STATED EXERCISE. Return an exact copy of the lines from the one holding "Enumerate this screenshot's" to the end of the data, including both the starting and final lines. Leave the pictures out.

DATASET EXCERPTS.
====

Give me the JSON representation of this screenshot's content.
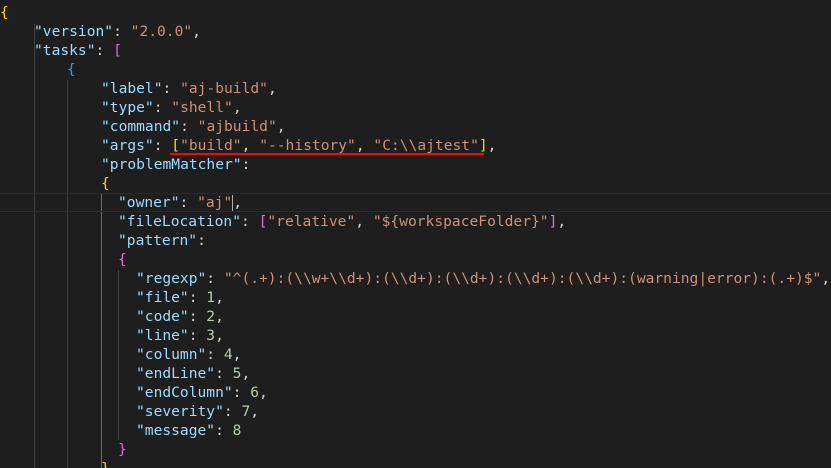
{
  "editor": {
    "lines": [
      {
        "tokens": [
          {
            "t": "{",
            "c": "b-gold"
          }
        ]
      },
      {
        "tokens": [
          {
            "t": "\"version\"",
            "c": "k"
          },
          {
            "t": ": ",
            "c": "p"
          },
          {
            "t": "\"2.0.0\"",
            "c": "s"
          },
          {
            "t": ",",
            "c": "p"
          }
        ]
      },
      {
        "tokens": [
          {
            "t": "\"tasks\"",
            "c": "k"
          },
          {
            "t": ": ",
            "c": "p"
          },
          {
            "t": "[",
            "c": "b-pink"
          }
        ]
      },
      {
        "tokens": [
          {
            "t": "{",
            "c": "b-blue"
          }
        ]
      },
      {
        "tokens": [
          {
            "t": "\"label\"",
            "c": "k"
          },
          {
            "t": ": ",
            "c": "p"
          },
          {
            "t": "\"aj-build\"",
            "c": "s"
          },
          {
            "t": ",",
            "c": "p"
          }
        ]
      },
      {
        "tokens": [
          {
            "t": "\"type\"",
            "c": "k"
          },
          {
            "t": ": ",
            "c": "p"
          },
          {
            "t": "\"shell\"",
            "c": "s"
          },
          {
            "t": ",",
            "c": "p"
          }
        ]
      },
      {
        "tokens": [
          {
            "t": "\"command\"",
            "c": "k"
          },
          {
            "t": ": ",
            "c": "p"
          },
          {
            "t": "\"ajbuild\"",
            "c": "s"
          },
          {
            "t": ",",
            "c": "p"
          }
        ]
      },
      {
        "tokens": [
          {
            "t": "\"args\"",
            "c": "k"
          },
          {
            "t": ": ",
            "c": "p"
          },
          {
            "t": "[",
            "c": "b-gold"
          },
          {
            "t": "\"build\"",
            "c": "s"
          },
          {
            "t": ", ",
            "c": "p"
          },
          {
            "t": "\"--history\"",
            "c": "s"
          },
          {
            "t": ", ",
            "c": "p"
          },
          {
            "t": "\"C:\\\\ajtest\"",
            "c": "s"
          },
          {
            "t": "]",
            "c": "b-gold"
          },
          {
            "t": ",",
            "c": "p"
          }
        ]
      },
      {
        "tokens": [
          {
            "t": "\"problemMatcher\"",
            "c": "k"
          },
          {
            "t": ":",
            "c": "p"
          }
        ]
      },
      {
        "tokens": [
          {
            "t": "{",
            "c": "b-gold"
          }
        ]
      },
      {
        "tokens": [
          {
            "t": "\"owner\"",
            "c": "k"
          },
          {
            "t": ": ",
            "c": "p"
          },
          {
            "t": "\"aj\"",
            "c": "s"
          },
          {
            "t": ",",
            "c": "p"
          }
        ]
      },
      {
        "tokens": [
          {
            "t": "\"fileLocation\"",
            "c": "k"
          },
          {
            "t": ": ",
            "c": "p"
          },
          {
            "t": "[",
            "c": "b-pink"
          },
          {
            "t": "\"relative\"",
            "c": "s"
          },
          {
            "t": ", ",
            "c": "p"
          },
          {
            "t": "\"${workspaceFolder}\"",
            "c": "s"
          },
          {
            "t": "]",
            "c": "b-pink"
          },
          {
            "t": ",",
            "c": "p"
          }
        ]
      },
      {
        "tokens": [
          {
            "t": "\"pattern\"",
            "c": "k"
          },
          {
            "t": ":",
            "c": "p"
          }
        ]
      },
      {
        "tokens": [
          {
            "t": "{",
            "c": "b-pink"
          }
        ]
      },
      {
        "tokens": [
          {
            "t": "\"regexp\"",
            "c": "k"
          },
          {
            "t": ": ",
            "c": "p"
          },
          {
            "t": "\"^(.+):(\\\\w+\\\\d+):(\\\\d+):(\\\\d+):(\\\\d+):(\\\\d+):(warning|error):(.+)$\"",
            "c": "s"
          },
          {
            "t": ",",
            "c": "p"
          }
        ]
      },
      {
        "tokens": [
          {
            "t": "\"file\"",
            "c": "k"
          },
          {
            "t": ": ",
            "c": "p"
          },
          {
            "t": "1",
            "c": "n"
          },
          {
            "t": ",",
            "c": "p"
          }
        ]
      },
      {
        "tokens": [
          {
            "t": "\"code\"",
            "c": "k"
          },
          {
            "t": ": ",
            "c": "p"
          },
          {
            "t": "2",
            "c": "n"
          },
          {
            "t": ",",
            "c": "p"
          }
        ]
      },
      {
        "tokens": [
          {
            "t": "\"line\"",
            "c": "k"
          },
          {
            "t": ": ",
            "c": "p"
          },
          {
            "t": "3",
            "c": "n"
          },
          {
            "t": ",",
            "c": "p"
          }
        ]
      },
      {
        "tokens": [
          {
            "t": "\"column\"",
            "c": "k"
          },
          {
            "t": ": ",
            "c": "p"
          },
          {
            "t": "4",
            "c": "n"
          },
          {
            "t": ",",
            "c": "p"
          }
        ]
      },
      {
        "tokens": [
          {
            "t": "\"endLine\"",
            "c": "k"
          },
          {
            "t": ": ",
            "c": "p"
          },
          {
            "t": "5",
            "c": "n"
          },
          {
            "t": ",",
            "c": "p"
          }
        ]
      },
      {
        "tokens": [
          {
            "t": "\"endColumn\"",
            "c": "k"
          },
          {
            "t": ": ",
            "c": "p"
          },
          {
            "t": "6",
            "c": "n"
          },
          {
            "t": ",",
            "c": "p"
          }
        ]
      },
      {
        "tokens": [
          {
            "t": "\"severity\"",
            "c": "k"
          },
          {
            "t": ": ",
            "c": "p"
          },
          {
            "t": "7",
            "c": "n"
          },
          {
            "t": ",",
            "c": "p"
          }
        ]
      },
      {
        "tokens": [
          {
            "t": "\"message\"",
            "c": "k"
          },
          {
            "t": ": ",
            "c": "p"
          },
          {
            "t": "8",
            "c": "n"
          }
        ]
      },
      {
        "tokens": [
          {
            "t": "}",
            "c": "b-pink"
          }
        ]
      },
      {
        "tokens": [
          {
            "t": "}",
            "c": "b-gold"
          }
        ]
      }
    ]
  }
}
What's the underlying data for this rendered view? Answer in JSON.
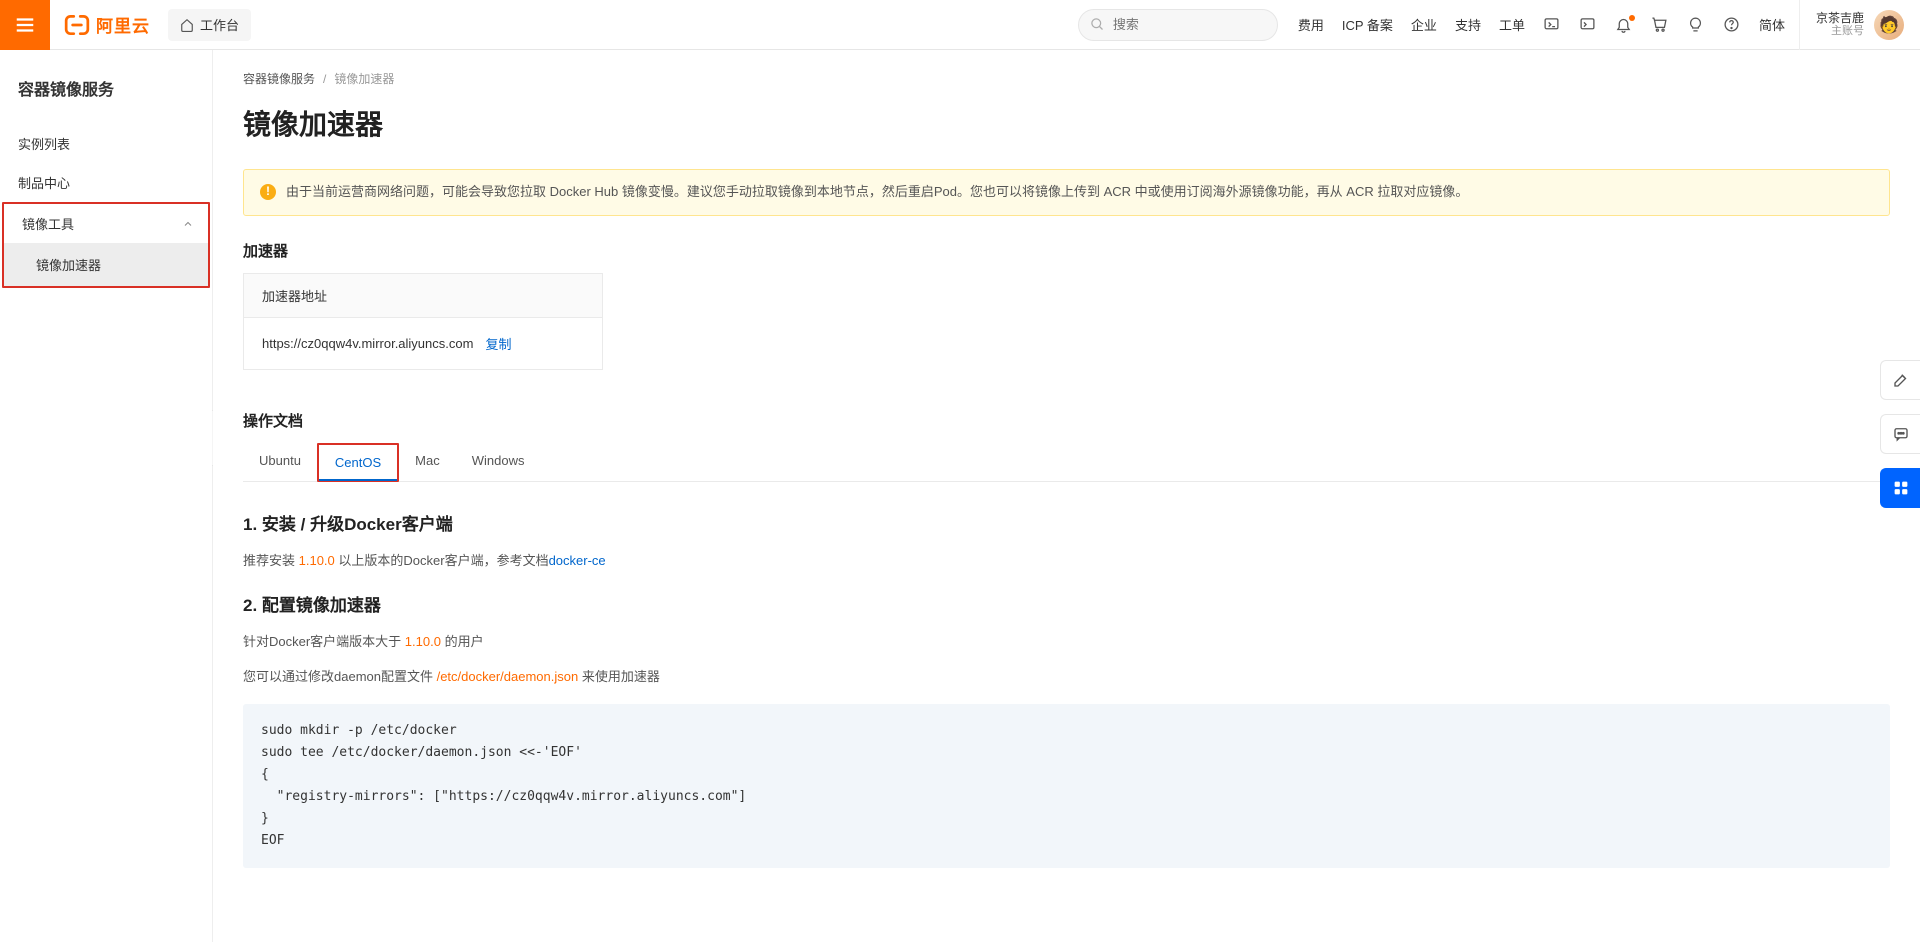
{
  "brand": {
    "name": "阿里云"
  },
  "topbar": {
    "workbench": "工作台",
    "search_placeholder": "搜索",
    "links": {
      "fee": "费用",
      "icp": "ICP 备案",
      "enterprise": "企业",
      "support": "支持",
      "ticket": "工单",
      "lang": "简体"
    },
    "account": {
      "name": "京茶吉鹿",
      "role": "主账号"
    }
  },
  "sidebar": {
    "title": "容器镜像服务",
    "instance_list": "实例列表",
    "product_center": "制品中心",
    "tools_group": "镜像工具",
    "mirror_accel": "镜像加速器"
  },
  "breadcrumb": {
    "root": "容器镜像服务",
    "current": "镜像加速器"
  },
  "page": {
    "title": "镜像加速器",
    "alert": "由于当前运营商网络问题，可能会导致您拉取 Docker Hub 镜像变慢。建议您手动拉取镜像到本地节点，然后重启Pod。您也可以将镜像上传到 ACR 中或使用订阅海外源镜像功能，再从 ACR 拉取对应镜像。",
    "accel_section": "加速器",
    "addr_label": "加速器地址",
    "addr_value": "https://cz0qqw4v.mirror.aliyuncs.com",
    "copy": "复制",
    "doc_section": "操作文档",
    "tabs": {
      "ubuntu": "Ubuntu",
      "centos": "CentOS",
      "mac": "Mac",
      "windows": "Windows"
    },
    "doc": {
      "h1": "1. 安装 / 升级Docker客户端",
      "p1a": "推荐安装 ",
      "p1ver": "1.10.0",
      "p1b": " 以上版本的Docker客户端，参考文档",
      "p1link": "docker-ce",
      "h2": "2. 配置镜像加速器",
      "p2a": "针对Docker客户端版本大于 ",
      "p2ver": "1.10.0",
      "p2b": " 的用户",
      "p3a": "您可以通过修改daemon配置文件 ",
      "p3path": "/etc/docker/daemon.json",
      "p3b": " 来使用加速器",
      "code": "sudo mkdir -p /etc/docker\nsudo tee /etc/docker/daemon.json <<-'EOF'\n{\n  \"registry-mirrors\": [\"https://cz0qqw4v.mirror.aliyuncs.com\"]\n}\nEOF"
    }
  }
}
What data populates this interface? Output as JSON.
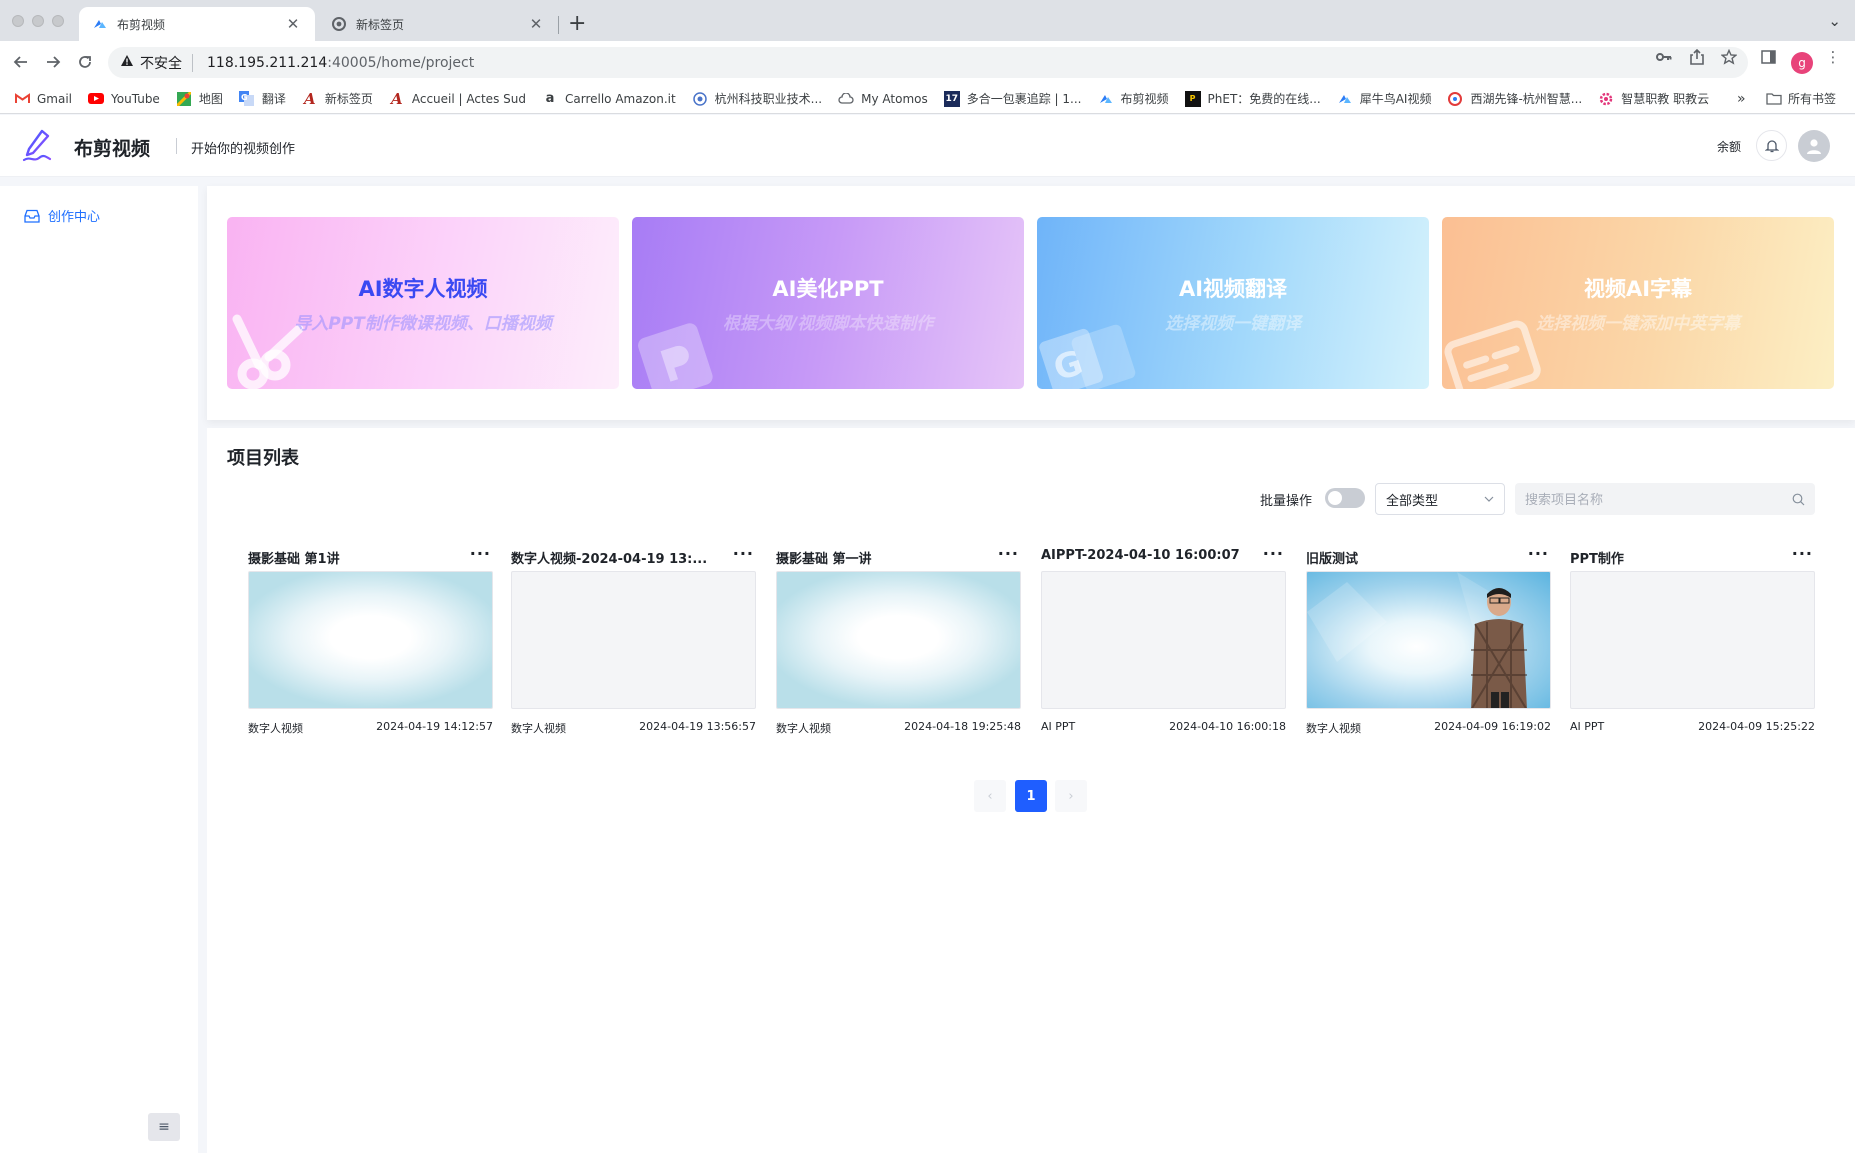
{
  "browser": {
    "tabs": [
      {
        "title": "布剪视频",
        "active": true
      },
      {
        "title": "新标签页",
        "active": false
      }
    ],
    "url_security": "不安全",
    "url_host": "118.195.211.214",
    "url_path": ":40005/home/project",
    "profile_initial": "g",
    "bookmarks": [
      "Gmail",
      "YouTube",
      "地图",
      "翻译",
      "新标签页",
      "Accueil | Actes Sud",
      "Carrello Amazon.it",
      "杭州科技职业技术...",
      "My Atomos",
      "多合一包裹追踪 | 1...",
      "布剪视频",
      "PhET：免费的在线...",
      "犀牛鸟AI视频",
      "西湖先锋-杭州智慧...",
      "智慧职教 职教云"
    ],
    "bookmarks_more": "»",
    "bookmarks_all": "所有书签"
  },
  "app": {
    "brand_name": "布剪视频",
    "slogan": "开始你的视频创作",
    "balance_label": "余额"
  },
  "sidebar": {
    "items": [
      {
        "label": "创作中心",
        "active": true
      }
    ],
    "collapse_icon": "≡"
  },
  "features": [
    {
      "title": "AI数字人视频",
      "subtitle": "导入PPT制作微课视频、口播视频",
      "icon": "scissors-icon"
    },
    {
      "title": "AI美化PPT",
      "subtitle": "根据大纲/视频脚本快速制作",
      "icon": "ppt-icon"
    },
    {
      "title": "AI视频翻译",
      "subtitle": "选择视频一键翻译",
      "icon": "translate-icon"
    },
    {
      "title": "视频AI字幕",
      "subtitle": "选择视频一键添加中英字幕",
      "icon": "subtitle-icon"
    }
  ],
  "projects": {
    "title": "项目列表",
    "batch_label": "批量操作",
    "batch_enabled": false,
    "type_filter": "全部类型",
    "search_placeholder": "搜索项目名称",
    "more_label": "···",
    "items": [
      {
        "name": "摄影基础 第1讲",
        "type": "数字人视频",
        "date": "2024-04-19 14:12:57",
        "thumb": "soft"
      },
      {
        "name": "数字人视频-2024-04-19 13:...",
        "type": "数字人视频",
        "date": "2024-04-19 13:56:57",
        "thumb": "blank"
      },
      {
        "name": "摄影基础 第一讲",
        "type": "数字人视频",
        "date": "2024-04-18 19:25:48",
        "thumb": "soft"
      },
      {
        "name": "AIPPT-2024-04-10 16:00:07",
        "type": "AI PPT",
        "date": "2024-04-10 16:00:18",
        "thumb": "blank"
      },
      {
        "name": "旧版测试",
        "type": "数字人视频",
        "date": "2024-04-09 16:19:02",
        "thumb": "scene"
      },
      {
        "name": "PPT制作",
        "type": "AI PPT",
        "date": "2024-04-09 15:25:22",
        "thumb": "blank"
      }
    ],
    "pagination": {
      "current": "1",
      "prev": "‹",
      "next": "›"
    }
  },
  "colors": {
    "accent": "#1f5eff",
    "sidebar_active": "#1f6fff"
  }
}
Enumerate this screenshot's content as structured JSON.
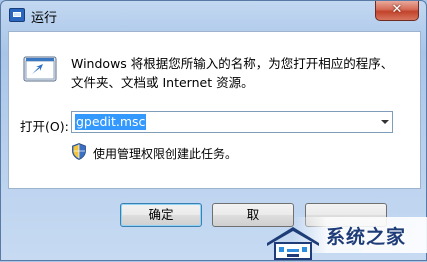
{
  "window": {
    "title": "运行",
    "close_label": "✕"
  },
  "dialog": {
    "description_line1": "Windows 将根据您所输入的名称，为您打开相应的程序、",
    "description_line2": "文件夹、文档或 Internet 资源。",
    "open_label": "打开(O):",
    "open_value": "gpedit.msc",
    "admin_note": "使用管理权限创建此任务。"
  },
  "buttons": {
    "ok_label": "确定",
    "cancel_label": "取",
    "browse_label": "浏览"
  },
  "watermark": {
    "text": "系统之家",
    "color": "#1d3c78"
  },
  "icons": {
    "app": "run-dialog-icon",
    "shield": "uac-shield-icon",
    "dropdown": "chevron-down-icon"
  },
  "colors": {
    "selection": "#3399ff",
    "close_button": "#c2432c",
    "frame": "#a9c6e6"
  }
}
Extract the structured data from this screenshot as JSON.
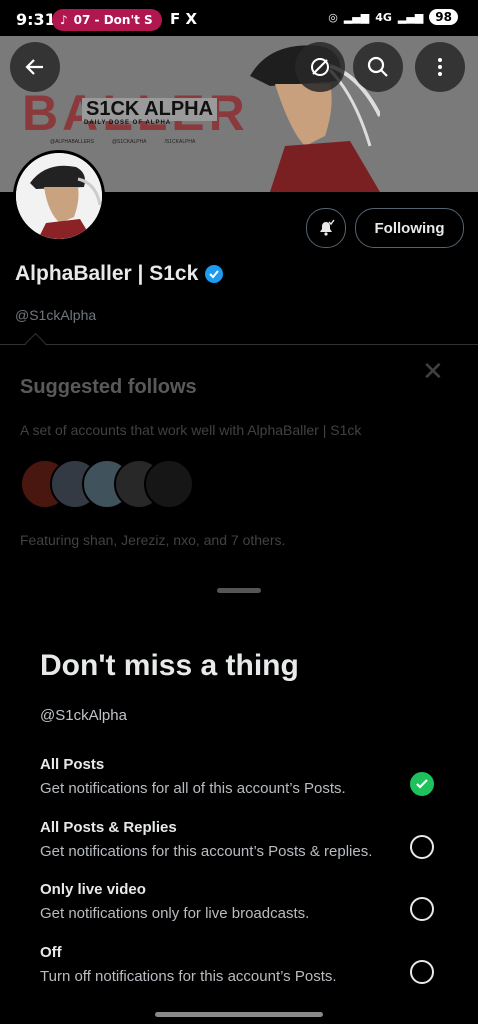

====

THE RESPONSE.
Enumerate this screenshot's content as structured JSON.
{
  "window": {
    "title": "运行",
    "close_label": "✕"
  },
  "dialog": {
    "description_line1": "Windows 将根据您所输入的名称，为您打开相应的程序、",
    "description_line2": "文件夹、文档或 Internet 资源。",
    "open_label": "打开(O):",
    "open_value": "gpedit.msc",
    "admin_note": "使用管理权限创建此任务。"
  },
  "buttons": {
    "ok_label": "确定",
    "cancel_label": "取",
    "browse_label": "浏览"
  },
  "watermark": {
    "text": "系统之家",
    "color": "#1d3c78"
  },
  "icons": {
    "app": "run-dialog-icon",
    "shield": "uac-shield-icon",
    "dropdown": "chevron-down-icon"
  },
  "colors": {
    "selection": "#3399ff",
    "close_button": "#c2432c",
    "frame": "#a9c6e6"
  }
}
Extract the structured data from this screenshot as JSON.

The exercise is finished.